-- EXERCISE MATERIALS start --
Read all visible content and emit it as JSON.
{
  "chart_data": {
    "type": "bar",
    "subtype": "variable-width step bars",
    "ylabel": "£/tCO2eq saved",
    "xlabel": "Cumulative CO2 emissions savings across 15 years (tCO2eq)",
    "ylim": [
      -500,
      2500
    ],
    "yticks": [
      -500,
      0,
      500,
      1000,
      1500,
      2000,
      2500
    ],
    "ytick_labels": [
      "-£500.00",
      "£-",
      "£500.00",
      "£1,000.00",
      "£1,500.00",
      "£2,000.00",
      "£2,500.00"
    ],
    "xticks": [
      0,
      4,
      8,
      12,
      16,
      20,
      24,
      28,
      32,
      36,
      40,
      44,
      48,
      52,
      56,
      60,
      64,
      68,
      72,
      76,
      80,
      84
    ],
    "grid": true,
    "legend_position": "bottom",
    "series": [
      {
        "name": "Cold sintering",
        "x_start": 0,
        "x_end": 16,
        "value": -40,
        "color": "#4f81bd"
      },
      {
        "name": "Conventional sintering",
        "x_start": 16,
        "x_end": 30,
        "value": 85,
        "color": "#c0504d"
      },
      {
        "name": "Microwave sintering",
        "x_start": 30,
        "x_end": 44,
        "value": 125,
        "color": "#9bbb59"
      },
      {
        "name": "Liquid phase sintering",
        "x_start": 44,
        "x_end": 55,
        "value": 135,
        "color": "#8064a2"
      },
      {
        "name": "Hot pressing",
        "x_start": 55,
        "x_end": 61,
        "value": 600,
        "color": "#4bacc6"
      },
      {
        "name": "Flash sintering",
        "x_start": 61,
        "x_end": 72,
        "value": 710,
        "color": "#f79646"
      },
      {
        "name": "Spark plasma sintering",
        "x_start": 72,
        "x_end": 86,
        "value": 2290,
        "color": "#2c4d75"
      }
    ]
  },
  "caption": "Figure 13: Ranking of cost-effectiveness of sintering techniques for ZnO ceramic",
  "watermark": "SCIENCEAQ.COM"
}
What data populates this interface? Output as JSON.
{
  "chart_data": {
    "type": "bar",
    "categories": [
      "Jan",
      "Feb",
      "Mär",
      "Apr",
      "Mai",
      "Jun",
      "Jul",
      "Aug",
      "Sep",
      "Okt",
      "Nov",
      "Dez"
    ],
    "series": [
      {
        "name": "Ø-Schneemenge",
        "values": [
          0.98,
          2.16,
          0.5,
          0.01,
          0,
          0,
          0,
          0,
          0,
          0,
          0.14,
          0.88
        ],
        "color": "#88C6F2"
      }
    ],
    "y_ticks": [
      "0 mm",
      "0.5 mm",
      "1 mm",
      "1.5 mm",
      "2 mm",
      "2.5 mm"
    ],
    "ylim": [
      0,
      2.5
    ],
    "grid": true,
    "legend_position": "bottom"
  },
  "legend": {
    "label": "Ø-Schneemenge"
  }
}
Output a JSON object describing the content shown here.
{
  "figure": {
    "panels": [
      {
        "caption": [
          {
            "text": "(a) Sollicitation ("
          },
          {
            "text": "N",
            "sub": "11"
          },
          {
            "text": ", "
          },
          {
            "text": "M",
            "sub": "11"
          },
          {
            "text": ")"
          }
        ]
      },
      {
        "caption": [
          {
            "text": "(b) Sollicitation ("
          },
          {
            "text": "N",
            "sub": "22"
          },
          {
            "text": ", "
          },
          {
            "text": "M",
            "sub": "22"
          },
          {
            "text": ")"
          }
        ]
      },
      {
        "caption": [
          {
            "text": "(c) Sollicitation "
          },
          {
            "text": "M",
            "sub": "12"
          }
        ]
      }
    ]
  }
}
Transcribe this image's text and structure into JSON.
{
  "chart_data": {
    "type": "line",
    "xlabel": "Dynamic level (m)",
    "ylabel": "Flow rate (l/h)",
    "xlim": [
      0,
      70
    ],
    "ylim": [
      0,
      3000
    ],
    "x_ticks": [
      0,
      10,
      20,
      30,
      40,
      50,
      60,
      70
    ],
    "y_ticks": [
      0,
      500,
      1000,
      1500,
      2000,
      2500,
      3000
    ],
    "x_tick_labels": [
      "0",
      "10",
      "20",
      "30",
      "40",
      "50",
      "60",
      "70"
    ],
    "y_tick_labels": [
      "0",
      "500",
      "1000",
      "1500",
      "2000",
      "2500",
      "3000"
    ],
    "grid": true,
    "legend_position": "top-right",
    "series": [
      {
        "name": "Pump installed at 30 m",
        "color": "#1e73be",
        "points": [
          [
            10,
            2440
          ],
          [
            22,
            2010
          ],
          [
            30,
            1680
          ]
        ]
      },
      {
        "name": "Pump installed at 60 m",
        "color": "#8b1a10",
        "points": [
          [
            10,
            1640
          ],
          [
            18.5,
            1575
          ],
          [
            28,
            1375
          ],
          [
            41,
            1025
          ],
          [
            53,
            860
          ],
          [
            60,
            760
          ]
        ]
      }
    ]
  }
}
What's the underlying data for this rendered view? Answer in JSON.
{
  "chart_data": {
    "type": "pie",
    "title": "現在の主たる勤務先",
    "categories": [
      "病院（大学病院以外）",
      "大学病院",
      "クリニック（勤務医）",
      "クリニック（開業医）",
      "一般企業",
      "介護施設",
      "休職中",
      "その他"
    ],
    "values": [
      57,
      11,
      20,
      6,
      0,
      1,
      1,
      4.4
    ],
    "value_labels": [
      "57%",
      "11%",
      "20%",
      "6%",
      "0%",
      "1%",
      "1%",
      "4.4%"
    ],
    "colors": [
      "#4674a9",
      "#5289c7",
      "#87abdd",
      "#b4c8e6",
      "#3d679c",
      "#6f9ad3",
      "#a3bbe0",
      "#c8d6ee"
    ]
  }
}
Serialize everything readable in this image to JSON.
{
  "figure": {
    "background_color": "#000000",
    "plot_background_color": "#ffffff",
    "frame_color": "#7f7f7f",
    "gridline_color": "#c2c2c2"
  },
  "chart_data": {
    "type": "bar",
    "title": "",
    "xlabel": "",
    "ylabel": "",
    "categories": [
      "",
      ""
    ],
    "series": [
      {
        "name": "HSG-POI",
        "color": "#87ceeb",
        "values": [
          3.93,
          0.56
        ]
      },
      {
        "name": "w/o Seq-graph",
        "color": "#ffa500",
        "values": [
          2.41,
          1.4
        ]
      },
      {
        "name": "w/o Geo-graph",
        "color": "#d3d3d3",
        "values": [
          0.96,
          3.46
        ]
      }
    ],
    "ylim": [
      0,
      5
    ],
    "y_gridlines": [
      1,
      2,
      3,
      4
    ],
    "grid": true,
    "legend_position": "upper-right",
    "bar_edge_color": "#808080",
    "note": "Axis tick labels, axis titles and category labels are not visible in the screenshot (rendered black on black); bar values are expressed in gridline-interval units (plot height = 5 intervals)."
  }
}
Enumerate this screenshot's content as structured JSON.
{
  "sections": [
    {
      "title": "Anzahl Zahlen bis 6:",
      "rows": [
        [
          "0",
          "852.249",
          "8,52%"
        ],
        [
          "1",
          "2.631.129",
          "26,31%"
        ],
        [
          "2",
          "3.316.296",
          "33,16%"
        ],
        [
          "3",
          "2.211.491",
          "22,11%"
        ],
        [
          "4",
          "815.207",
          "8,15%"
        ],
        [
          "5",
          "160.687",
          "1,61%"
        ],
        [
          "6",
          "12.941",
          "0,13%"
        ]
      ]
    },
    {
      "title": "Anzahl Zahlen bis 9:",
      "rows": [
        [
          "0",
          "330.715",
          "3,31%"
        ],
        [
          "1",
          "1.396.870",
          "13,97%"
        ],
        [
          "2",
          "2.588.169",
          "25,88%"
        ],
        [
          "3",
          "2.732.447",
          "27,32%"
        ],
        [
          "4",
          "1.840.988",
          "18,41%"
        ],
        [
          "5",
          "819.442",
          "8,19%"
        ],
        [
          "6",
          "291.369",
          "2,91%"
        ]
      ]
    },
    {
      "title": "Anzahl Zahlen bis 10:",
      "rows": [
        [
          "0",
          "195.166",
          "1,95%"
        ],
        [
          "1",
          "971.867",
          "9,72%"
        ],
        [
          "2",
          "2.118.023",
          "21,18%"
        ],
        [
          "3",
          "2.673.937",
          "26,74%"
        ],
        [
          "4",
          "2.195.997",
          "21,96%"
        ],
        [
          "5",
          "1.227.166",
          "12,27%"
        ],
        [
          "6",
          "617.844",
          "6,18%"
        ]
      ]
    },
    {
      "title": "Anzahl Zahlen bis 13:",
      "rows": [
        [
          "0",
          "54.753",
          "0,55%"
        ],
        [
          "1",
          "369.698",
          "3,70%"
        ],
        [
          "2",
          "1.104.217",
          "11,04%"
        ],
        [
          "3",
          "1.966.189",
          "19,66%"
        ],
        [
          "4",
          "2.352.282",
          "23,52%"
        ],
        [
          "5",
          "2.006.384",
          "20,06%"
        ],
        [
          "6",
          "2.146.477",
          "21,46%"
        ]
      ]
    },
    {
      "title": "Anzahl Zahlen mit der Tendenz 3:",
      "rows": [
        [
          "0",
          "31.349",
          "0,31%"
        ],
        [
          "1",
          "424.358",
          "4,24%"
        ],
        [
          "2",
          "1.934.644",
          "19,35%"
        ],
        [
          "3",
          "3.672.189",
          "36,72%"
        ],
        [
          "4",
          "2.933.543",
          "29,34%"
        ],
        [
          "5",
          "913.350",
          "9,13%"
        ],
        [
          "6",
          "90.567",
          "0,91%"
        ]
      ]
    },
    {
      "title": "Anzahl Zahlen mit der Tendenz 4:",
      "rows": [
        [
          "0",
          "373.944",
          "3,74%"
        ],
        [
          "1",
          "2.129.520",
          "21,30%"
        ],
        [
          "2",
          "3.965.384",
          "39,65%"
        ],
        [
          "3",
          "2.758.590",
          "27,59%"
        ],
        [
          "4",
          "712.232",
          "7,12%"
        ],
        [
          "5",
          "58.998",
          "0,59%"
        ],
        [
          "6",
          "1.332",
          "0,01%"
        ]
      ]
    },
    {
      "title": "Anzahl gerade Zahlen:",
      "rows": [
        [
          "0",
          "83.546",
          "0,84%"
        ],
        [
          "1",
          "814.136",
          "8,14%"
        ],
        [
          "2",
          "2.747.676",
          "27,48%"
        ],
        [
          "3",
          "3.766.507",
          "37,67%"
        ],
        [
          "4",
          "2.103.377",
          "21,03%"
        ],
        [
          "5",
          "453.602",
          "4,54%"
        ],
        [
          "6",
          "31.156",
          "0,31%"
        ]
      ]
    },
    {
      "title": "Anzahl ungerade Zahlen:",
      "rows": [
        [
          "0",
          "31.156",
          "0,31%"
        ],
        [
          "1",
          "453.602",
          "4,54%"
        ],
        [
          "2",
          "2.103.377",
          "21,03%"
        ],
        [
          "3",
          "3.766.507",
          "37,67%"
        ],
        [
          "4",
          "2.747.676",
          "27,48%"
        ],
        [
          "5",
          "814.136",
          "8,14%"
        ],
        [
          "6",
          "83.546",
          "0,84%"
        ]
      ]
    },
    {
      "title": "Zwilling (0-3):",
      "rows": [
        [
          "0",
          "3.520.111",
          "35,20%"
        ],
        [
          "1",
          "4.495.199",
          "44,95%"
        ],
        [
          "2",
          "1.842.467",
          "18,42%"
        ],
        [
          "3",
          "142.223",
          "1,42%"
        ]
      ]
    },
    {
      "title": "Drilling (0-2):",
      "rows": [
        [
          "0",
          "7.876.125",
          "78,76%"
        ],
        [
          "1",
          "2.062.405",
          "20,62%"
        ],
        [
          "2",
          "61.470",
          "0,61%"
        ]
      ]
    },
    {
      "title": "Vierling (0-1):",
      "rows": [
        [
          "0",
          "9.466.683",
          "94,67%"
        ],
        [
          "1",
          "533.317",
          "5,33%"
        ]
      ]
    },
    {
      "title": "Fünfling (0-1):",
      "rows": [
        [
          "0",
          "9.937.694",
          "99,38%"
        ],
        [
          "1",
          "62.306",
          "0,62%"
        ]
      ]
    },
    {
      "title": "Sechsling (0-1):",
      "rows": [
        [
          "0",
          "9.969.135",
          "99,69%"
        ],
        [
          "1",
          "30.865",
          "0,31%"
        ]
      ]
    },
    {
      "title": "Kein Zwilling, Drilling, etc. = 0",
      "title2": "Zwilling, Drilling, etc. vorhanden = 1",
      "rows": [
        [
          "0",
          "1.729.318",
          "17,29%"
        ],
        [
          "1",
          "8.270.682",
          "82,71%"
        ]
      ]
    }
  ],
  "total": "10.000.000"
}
-- EXERCISE MATERIALS end --
- [WHAT IS NEEDED] Show every line from the entries above in which "Schneemenge" appears.

- [RESULT OF THIS TASK]
        "name": "Ø-Schneemenge",
    "label": "Ø-Schneemenge"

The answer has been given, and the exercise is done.